---------- TEXT SECTION

CAPA risk gateway

Your CAPA System: Operate Effectively and Maintain Profitability

By Ken Peterson
CAPA risk gateway

A guide to a risk-based CAPA program for device manufacturers.

The Current State of CAPA and Beyond

What do we see after 10 years of successes and failures? Many companies are still failing regulatory inspections. As we better understand how to utilize risk and select the appropriate paths and actions, we come to see that the later stages of the CAPA process are often not well executed. The most common failure is poor effectiveness-checking to ensure that a higher degree of risk investigation and corrective response to the root cause has indeed solved the problem and eliminated the risk. The FDA is constantly writing audit findings for this flaw. While the front end of the CAPA process is improving, the back end is not.

The new emphasis in the 2016 international standard will focus more on prevention. This may cause some confusion and an over-emphasis in this area, perhaps bringing on a smaller stage of Death by CAPA for those who do not understand how to deploy or over-deploy this emphasis.

Automation of the CAPA process, when done correctly, can provide a great advantage, and likewise when done poorly can be a significant disadvantage. Many small device manufacturers would be wise to make sure that the CAPA process works on paper and that the procedures align before stepping into a rigorous automated control system. Once aligned, automation can provide many benefits, including document control, reports, management meeting tools, and alerts and alarms for adverse events and other escalations.

--------------------

## EXERCISE 1
Return the passage of the CAPA article starting with "Your CAPA System: Operate" and going on through "for device manufacturers.", with every word unchanged.
## EXERCISE 2
Name each benefit that the CAPA article says automation can provide once the process and procedures are aligned.
## EXERCISE 3
Extend the CAPA article beyond its final paragraph with a few sentences in the same style.

---------- DATASET RECORDS

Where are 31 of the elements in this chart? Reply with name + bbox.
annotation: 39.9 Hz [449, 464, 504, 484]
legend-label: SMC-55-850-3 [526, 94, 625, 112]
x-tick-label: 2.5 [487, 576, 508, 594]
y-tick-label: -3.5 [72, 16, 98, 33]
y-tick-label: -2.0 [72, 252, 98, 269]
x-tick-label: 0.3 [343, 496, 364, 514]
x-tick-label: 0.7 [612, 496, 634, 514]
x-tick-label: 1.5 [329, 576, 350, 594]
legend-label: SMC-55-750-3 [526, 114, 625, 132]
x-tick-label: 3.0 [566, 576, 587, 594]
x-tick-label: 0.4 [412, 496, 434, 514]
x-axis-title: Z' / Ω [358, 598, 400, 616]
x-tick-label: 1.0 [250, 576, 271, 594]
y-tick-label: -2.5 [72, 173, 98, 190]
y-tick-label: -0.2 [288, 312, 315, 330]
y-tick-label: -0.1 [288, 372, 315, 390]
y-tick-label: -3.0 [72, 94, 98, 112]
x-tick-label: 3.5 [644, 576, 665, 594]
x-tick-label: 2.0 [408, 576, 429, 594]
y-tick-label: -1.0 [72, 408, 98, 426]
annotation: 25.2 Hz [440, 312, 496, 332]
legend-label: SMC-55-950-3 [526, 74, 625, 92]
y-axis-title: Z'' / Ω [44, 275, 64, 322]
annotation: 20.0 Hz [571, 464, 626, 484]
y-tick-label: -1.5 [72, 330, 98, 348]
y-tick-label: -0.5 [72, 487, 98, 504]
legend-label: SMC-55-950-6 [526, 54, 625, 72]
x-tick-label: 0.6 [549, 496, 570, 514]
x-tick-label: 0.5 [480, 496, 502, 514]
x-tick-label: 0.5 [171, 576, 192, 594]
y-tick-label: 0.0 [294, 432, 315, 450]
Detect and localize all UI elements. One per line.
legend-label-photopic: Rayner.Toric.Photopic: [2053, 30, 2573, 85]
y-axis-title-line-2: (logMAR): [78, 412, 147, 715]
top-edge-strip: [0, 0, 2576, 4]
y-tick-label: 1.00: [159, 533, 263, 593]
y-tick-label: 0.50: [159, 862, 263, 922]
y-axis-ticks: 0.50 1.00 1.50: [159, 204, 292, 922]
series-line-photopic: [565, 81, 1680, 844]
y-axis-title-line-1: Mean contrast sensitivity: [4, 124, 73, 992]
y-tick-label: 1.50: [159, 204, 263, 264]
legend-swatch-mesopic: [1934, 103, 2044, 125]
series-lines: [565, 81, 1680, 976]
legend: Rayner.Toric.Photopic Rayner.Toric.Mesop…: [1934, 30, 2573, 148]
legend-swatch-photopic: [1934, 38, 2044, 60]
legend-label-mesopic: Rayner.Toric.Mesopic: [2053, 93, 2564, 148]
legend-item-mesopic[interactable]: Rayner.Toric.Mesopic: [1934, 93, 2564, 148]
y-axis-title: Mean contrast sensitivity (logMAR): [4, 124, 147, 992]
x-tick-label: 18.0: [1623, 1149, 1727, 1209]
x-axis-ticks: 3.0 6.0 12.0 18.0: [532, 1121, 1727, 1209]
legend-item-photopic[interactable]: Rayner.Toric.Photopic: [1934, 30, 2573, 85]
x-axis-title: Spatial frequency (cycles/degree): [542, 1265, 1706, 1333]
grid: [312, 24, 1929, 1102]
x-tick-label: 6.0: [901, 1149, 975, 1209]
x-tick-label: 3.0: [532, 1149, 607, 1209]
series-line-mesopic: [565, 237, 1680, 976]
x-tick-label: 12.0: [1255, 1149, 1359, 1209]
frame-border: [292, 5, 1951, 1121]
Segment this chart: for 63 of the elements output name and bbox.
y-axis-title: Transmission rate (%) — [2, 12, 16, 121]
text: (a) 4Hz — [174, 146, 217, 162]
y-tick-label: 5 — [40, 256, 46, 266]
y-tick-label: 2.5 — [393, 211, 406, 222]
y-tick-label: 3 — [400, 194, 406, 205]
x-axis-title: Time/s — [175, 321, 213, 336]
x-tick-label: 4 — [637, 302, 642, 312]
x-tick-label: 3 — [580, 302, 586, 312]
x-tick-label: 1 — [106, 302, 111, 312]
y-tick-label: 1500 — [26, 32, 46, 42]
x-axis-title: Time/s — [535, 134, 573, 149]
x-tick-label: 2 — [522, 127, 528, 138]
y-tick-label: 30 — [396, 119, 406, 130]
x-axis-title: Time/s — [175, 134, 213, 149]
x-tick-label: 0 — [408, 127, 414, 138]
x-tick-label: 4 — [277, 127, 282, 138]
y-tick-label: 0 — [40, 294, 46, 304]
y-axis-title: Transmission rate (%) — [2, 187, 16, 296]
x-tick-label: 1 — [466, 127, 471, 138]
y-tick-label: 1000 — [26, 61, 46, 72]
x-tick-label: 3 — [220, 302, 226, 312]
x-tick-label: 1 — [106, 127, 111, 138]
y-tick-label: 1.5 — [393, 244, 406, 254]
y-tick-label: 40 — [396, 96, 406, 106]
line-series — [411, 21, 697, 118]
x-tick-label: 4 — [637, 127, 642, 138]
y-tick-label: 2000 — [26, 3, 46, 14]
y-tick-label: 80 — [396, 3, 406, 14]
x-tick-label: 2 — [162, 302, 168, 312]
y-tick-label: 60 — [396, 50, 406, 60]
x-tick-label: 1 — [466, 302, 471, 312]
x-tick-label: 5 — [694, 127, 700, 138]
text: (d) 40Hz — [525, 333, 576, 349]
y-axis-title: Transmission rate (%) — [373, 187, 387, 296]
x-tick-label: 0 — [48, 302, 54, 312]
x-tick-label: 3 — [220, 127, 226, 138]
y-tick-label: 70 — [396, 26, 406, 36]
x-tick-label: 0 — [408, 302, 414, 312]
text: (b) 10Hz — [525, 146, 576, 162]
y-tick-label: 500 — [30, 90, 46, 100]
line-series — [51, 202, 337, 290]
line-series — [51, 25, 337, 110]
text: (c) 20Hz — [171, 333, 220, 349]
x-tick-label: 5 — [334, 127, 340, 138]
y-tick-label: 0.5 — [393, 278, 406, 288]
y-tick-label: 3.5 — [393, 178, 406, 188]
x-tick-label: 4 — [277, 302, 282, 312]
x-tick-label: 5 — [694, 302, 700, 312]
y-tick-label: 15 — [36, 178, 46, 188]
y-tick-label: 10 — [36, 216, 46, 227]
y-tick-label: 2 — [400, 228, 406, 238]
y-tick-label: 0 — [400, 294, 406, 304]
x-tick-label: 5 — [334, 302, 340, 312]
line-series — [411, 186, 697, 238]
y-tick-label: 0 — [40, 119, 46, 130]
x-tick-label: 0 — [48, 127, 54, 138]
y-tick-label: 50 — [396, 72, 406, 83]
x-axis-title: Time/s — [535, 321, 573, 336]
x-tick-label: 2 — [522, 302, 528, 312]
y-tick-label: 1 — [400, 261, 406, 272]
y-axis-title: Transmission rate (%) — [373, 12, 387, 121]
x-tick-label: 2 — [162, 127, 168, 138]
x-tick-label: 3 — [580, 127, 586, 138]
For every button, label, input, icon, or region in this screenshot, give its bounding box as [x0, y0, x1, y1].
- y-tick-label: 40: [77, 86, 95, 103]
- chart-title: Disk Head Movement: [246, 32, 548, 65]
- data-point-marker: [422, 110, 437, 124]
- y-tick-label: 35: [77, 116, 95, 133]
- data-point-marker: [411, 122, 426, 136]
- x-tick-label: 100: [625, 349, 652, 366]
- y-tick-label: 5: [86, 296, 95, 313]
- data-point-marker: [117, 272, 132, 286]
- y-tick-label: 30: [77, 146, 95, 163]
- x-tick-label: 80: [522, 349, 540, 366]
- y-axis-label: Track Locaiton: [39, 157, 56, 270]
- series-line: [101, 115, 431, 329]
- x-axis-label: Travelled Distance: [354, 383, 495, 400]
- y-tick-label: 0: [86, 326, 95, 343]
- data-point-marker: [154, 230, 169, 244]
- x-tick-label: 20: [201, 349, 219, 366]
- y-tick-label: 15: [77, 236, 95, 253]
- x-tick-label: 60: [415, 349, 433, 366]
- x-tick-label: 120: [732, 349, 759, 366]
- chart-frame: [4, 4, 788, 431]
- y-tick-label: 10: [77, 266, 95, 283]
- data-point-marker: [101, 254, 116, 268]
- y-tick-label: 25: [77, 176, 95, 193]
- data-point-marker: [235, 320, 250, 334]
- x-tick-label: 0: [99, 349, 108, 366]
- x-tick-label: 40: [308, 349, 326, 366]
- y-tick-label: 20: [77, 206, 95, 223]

--------------------

## EXERCISE ANSWER 1
Your CAPA System: Operate Effectively and Maintain Profitability

By Ken Peterson
CAPA risk gateway

A guide to a risk-based CAPA program for device manufacturers.

## EXERCISE ANSWER 2
- document control
- reports
- management meeting tools
- alerts and alarms for adverse events and other escalations

## EXERCISE ANSWER 3
The CAPA process, otherwise referred to as deviation management, is a daily system of placing quality events or your company’s problems into a process that takes them from deviation to resolution. Placing continuous quality improvement (CQI) projects into the CAPA process is a recipe for additional problems. If you wish to move your CQI initiatives into a parallel system outside of CAPA, you must have a two-way, or binary, gate where you can only go one way or the other, similar to only being able to turn left or right when encountering a fork in the road. Misunderstanding this binary gate concept is leading to a new wave of Death by CAPA for some organizations.

Conclusion

Companies using a risk system commensurate with the new standards are seeing great advances in resource prioritization, time management, production advances, and many other facets of more productivity and effectiveness. Risk considerations are helping eliminate Death by CAPA and turning the CAPA system into a highly integrated part of the organization for managing and reporting on quality events in a broader quality event management process as part of the overall quality management system.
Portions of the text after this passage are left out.